• [GIVEN PROBLEM] Write the data below out exactly as it stands. Do not include the pictures.

Excerpts from a figure dataset
====================

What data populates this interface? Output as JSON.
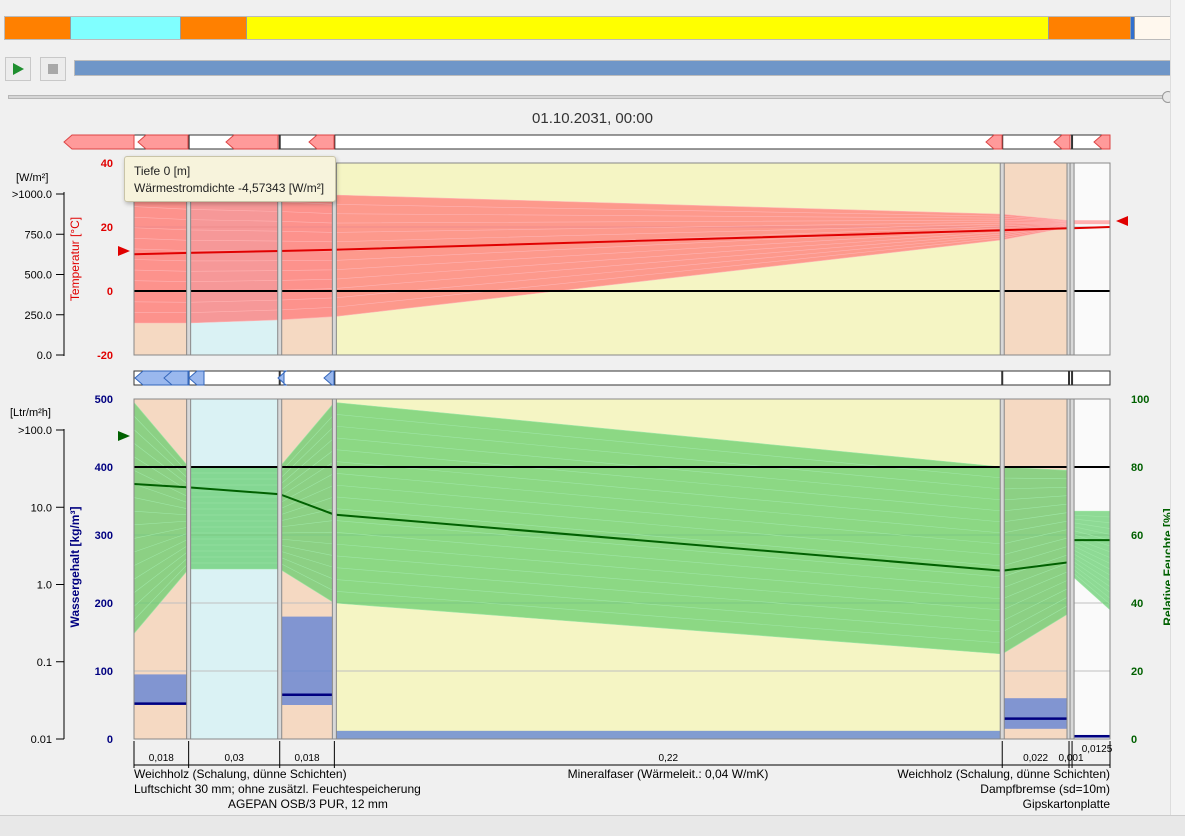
{
  "timeline": {
    "segments": [
      {
        "color": "#ff8000",
        "w": 66
      },
      {
        "color": "#80ffff",
        "w": 110
      },
      {
        "color": "#ff8000",
        "w": 66
      },
      {
        "color": "#ffff00",
        "w": 802
      },
      {
        "color": "#ff8000",
        "w": 82
      },
      {
        "color": "#3070d0",
        "w": 4
      },
      {
        "color": "#fff8ee",
        "w": 48
      }
    ]
  },
  "playback": {
    "progress": 1.0,
    "slider_value": 1.0
  },
  "timestamp": "01.10.2031, 00:00",
  "tooltip": {
    "line1": "Tiefe 0 [m]",
    "line2": "Wärmestromdichte -4,57343 [W/m²]"
  },
  "heat_flux_scale": {
    "unit": "[W/m²]",
    "ticks": [
      ">1000.0",
      "750.0",
      "500.0",
      "250.0",
      "0.0"
    ]
  },
  "moisture_flux_scale": {
    "unit": "[Ltr/m²h]",
    "ticks": [
      ">100.0",
      "10.0",
      "1.0",
      "0.1",
      "0.01"
    ]
  },
  "temperature_chart": {
    "ylabel": "Temperatur [°C]",
    "ticks": [
      "40",
      "20",
      "0",
      "-20"
    ],
    "color": "#e00000"
  },
  "moisture_chart": {
    "ylabel_left": "Wassergehalt [kg/m³]",
    "ylabel_right": "Relative Feuchte [%]",
    "ticks_left": [
      "500",
      "400",
      "300",
      "200",
      "100",
      "0"
    ],
    "ticks_right": [
      "100",
      "80",
      "60",
      "40",
      "20",
      "0"
    ],
    "color_left": "#000080",
    "color_right": "#006000"
  },
  "dimensions": [
    "0,018",
    "0,03",
    "0,018",
    "0,22",
    "0,022",
    "0,001",
    "0,0125"
  ],
  "layer_labels": {
    "row1_left": "Weichholz (Schalung, dünne Schichten)",
    "row1_center": "Mineralfaser (Wärmeleit.: 0,04 W/mK)",
    "row1_right": "Weichholz (Schalung, dünne Schichten)",
    "row2_left": "Luftschicht 30 mm; ohne zusätzl. Feuchtespeicherung",
    "row2_right": "Dampfbremse (sd=10m)",
    "row3_left": "AGEPAN OSB/3 PUR, 12 mm",
    "row3_right": "Gipskartonplatte"
  },
  "chart_data": [
    {
      "type": "line",
      "title": "",
      "xlabel": "",
      "ylabel": "Temperatur [°C]",
      "ylim": [
        -20,
        40
      ],
      "x": [
        0,
        0.018,
        0.048,
        0.066,
        0.286,
        0.308,
        0.309,
        0.3215
      ],
      "series": [
        {
          "values": [
            11.5,
            11.9,
            12.5,
            12.9,
            19.0,
            19.6,
            19.6,
            20.0
          ]
        },
        {
          "values": [
            0,
            0,
            0,
            0,
            0,
            0,
            0,
            0
          ]
        }
      ]
    },
    {
      "type": "line",
      "title": "",
      "xlabel": "",
      "ylabel": "Relative Feuchte [%]",
      "ylim": [
        0,
        100
      ],
      "x": [
        0,
        0.018,
        0.048,
        0.066,
        0.286,
        0.308,
        0.309,
        0.3215
      ],
      "series": [
        {
          "values": [
            75,
            74,
            72,
            66,
            49.5,
            52,
            58.5,
            58.5
          ]
        },
        {
          "values": [
            80,
            80,
            80,
            80,
            80,
            80,
            80,
            80
          ]
        }
      ]
    }
  ]
}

====================

• [IN RESPONSE]
What data populates this interface? Output as JSON.
{
  "timeline": {
    "segments": [
      {
        "color": "#ff8000",
        "w": 66
      },
      {
        "color": "#80ffff",
        "w": 110
      },
      {
        "color": "#ff8000",
        "w": 66
      },
      {
        "color": "#ffff00",
        "w": 802
      },
      {
        "color": "#ff8000",
        "w": 82
      },
      {
        "color": "#3070d0",
        "w": 4
      },
      {
        "color": "#fff8ee",
        "w": 48
      }
    ]
  },
  "playback": {
    "progress": 1.0,
    "slider_value": 1.0
  },
  "timestamp": "01.10.2031, 00:00",
  "tooltip": {
    "line1": "Tiefe 0 [m]",
    "line2": "Wärmestromdichte -4,57343 [W/m²]"
  },
  "heat_flux_scale": {
    "unit": "[W/m²]",
    "ticks": [
      ">1000.0",
      "750.0",
      "500.0",
      "250.0",
      "0.0"
    ]
  },
  "moisture_flux_scale": {
    "unit": "[Ltr/m²h]",
    "ticks": [
      ">100.0",
      "10.0",
      "1.0",
      "0.1",
      "0.01"
    ]
  },
  "temperature_chart": {
    "ylabel": "Temperatur [°C]",
    "ticks": [
      "40",
      "20",
      "0",
      "-20"
    ],
    "color": "#e00000"
  },
  "moisture_chart": {
    "ylabel_left": "Wassergehalt [kg/m³]",
    "ylabel_right": "Relative Feuchte [%]",
    "ticks_left": [
      "500",
      "400",
      "300",
      "200",
      "100",
      "0"
    ],
    "ticks_right": [
      "100",
      "80",
      "60",
      "40",
      "20",
      "0"
    ],
    "color_left": "#000080",
    "color_right": "#006000"
  },
  "dimensions": [
    "0,018",
    "0,03",
    "0,018",
    "0,22",
    "0,022",
    "0,001",
    "0,0125"
  ],
  "layer_labels": {
    "row1_left": "Weichholz (Schalung, dünne Schichten)",
    "row1_center": "Mineralfaser (Wärmeleit.: 0,04 W/mK)",
    "row1_right": "Weichholz (Schalung, dünne Schichten)",
    "row2_left": "Luftschicht 30 mm; ohne zusätzl. Feuchtespeicherung",
    "row2_right": "Dampfbremse (sd=10m)",
    "row3_left": "AGEPAN OSB/3 PUR, 12 mm",
    "row3_right": "Gipskartonplatte"
  },
  "chart_data": [
    {
      "type": "line",
      "title": "",
      "xlabel": "",
      "ylabel": "Temperatur [°C]",
      "ylim": [
        -20,
        40
      ],
      "x": [
        0,
        0.018,
        0.048,
        0.066,
        0.286,
        0.308,
        0.309,
        0.3215
      ],
      "series": [
        {
          "values": [
            11.5,
            11.9,
            12.5,
            12.9,
            19.0,
            19.6,
            19.6,
            20.0
          ]
        },
        {
          "values": [
            0,
            0,
            0,
            0,
            0,
            0,
            0,
            0
          ]
        }
      ]
    },
    {
      "type": "line",
      "title": "",
      "xlabel": "",
      "ylabel": "Relative Feuchte [%]",
      "ylim": [
        0,
        100
      ],
      "x": [
        0,
        0.018,
        0.048,
        0.066,
        0.286,
        0.308,
        0.309,
        0.3215
      ],
      "series": [
        {
          "values": [
            75,
            74,
            72,
            66,
            49.5,
            52,
            58.5,
            58.5
          ]
        },
        {
          "values": [
            80,
            80,
            80,
            80,
            80,
            80,
            80,
            80
          ]
        }
      ]
    }
  ]
}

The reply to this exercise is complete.